Task directions: Pull each line containing "leírása" out of the data and copy it.

-- Extracted material start --

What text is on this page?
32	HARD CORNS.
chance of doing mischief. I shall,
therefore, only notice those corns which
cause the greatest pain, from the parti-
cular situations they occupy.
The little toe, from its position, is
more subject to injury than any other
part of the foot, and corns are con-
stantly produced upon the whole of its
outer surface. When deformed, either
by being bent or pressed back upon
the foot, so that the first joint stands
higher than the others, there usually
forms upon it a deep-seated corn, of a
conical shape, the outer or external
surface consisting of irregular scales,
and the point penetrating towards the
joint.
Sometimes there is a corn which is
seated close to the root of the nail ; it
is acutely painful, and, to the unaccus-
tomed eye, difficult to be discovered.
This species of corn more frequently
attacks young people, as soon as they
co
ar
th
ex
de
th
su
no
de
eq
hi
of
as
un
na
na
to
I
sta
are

-- Extracted material end --
-- Extracted material start --

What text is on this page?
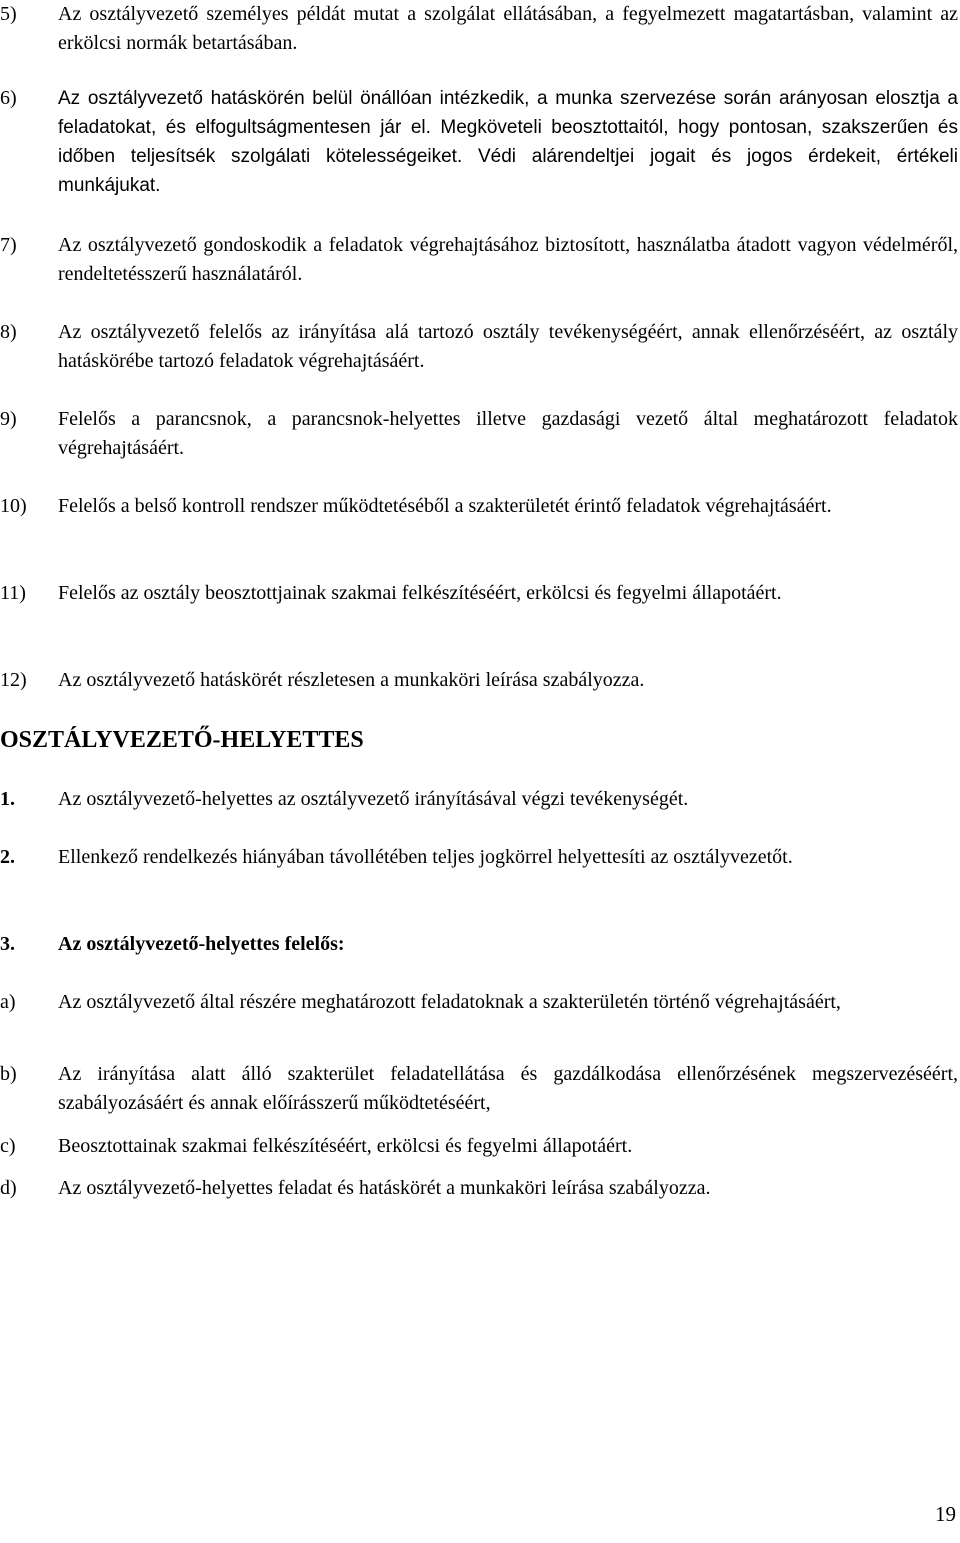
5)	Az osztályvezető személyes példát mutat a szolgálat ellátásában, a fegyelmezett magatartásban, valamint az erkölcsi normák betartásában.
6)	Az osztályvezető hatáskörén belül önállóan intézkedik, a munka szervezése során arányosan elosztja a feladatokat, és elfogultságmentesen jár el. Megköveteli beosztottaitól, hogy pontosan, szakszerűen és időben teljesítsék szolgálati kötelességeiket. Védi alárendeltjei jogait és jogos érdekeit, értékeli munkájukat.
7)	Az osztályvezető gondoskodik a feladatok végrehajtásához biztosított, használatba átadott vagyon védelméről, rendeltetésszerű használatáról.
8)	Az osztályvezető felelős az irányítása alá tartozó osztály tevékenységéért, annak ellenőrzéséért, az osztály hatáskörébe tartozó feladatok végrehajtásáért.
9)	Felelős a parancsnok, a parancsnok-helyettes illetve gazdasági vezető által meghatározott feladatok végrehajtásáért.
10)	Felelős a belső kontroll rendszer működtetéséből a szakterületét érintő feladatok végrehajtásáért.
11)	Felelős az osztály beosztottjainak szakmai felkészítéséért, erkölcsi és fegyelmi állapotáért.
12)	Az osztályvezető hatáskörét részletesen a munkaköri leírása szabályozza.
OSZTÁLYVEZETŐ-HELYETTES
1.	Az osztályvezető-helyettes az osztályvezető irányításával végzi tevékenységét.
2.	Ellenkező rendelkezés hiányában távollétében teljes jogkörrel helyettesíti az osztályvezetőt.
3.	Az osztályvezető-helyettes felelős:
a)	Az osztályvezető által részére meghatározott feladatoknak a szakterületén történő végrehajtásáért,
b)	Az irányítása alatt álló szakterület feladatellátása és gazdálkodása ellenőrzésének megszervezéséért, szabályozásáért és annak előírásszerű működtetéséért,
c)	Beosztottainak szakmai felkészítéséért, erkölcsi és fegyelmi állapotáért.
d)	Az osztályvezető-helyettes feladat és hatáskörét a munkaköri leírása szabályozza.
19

-- Extracted material end --

Result below:
12)	Az osztályvezető hatáskörét részletesen a munkaköri leírása szabályozza.
d)	Az osztályvezető-helyettes feladat és hatáskörét a munkaköri leírása szabályozza.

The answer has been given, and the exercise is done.